Set down each record exactly as written.

┌─ GIVEN DATA

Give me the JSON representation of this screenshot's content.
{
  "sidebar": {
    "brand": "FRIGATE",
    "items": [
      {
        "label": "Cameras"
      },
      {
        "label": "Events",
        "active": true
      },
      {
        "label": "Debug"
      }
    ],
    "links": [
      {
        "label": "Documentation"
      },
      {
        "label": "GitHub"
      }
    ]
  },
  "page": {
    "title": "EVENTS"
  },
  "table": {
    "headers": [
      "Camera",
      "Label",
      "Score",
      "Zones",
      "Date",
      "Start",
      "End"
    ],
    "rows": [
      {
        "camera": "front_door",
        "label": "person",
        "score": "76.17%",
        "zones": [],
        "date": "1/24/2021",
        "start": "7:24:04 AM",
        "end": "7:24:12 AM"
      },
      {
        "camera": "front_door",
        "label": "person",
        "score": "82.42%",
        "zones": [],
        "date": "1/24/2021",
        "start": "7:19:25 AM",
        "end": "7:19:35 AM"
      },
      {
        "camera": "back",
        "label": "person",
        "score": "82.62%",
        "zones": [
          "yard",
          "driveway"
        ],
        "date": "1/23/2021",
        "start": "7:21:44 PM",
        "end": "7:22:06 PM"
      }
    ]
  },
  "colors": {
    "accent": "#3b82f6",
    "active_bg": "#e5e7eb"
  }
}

└─

THE SOLUTION -
Give me the JSON representation of this screenshot's content.
{
  "sidebar": {
    "brand": "FRIGATE",
    "items": [
      {
        "label": "Cameras"
      },
      {
        "label": "Events",
        "active": true
      },
      {
        "label": "Debug"
      }
    ],
    "links": [
      {
        "label": "Documentation"
      },
      {
        "label": "GitHub"
      }
    ]
  },
  "page": {
    "title": "EVENTS"
  },
  "table": {
    "headers": [
      "Camera",
      "Label",
      "Score",
      "Zones",
      "Date",
      "Start",
      "End"
    ],
    "rows": [
      {
        "camera": "front_door",
        "label": "person",
        "score": "76.17%",
        "zones": [],
        "date": "1/24/2021",
        "start": "7:24:04 AM",
        "end": "7:24:12 AM"
      },
      {
        "camera": "front_door",
        "label": "person",
        "score": "82.42%",
        "zones": [],
        "date": "1/24/2021",
        "start": "7:19:25 AM",
        "end": "7:19:35 AM"
      },
      {
        "camera": "back",
        "label": "person",
        "score": "82.62%",
        "zones": [
          "yard",
          "driveway"
        ],
        "date": "1/23/2021",
        "start": "7:21:44 PM",
        "end": "7:22:06 PM"
      }
    ]
  },
  "colors": {
    "accent": "#3b82f6",
    "active_bg": "#e5e7eb"
  }
}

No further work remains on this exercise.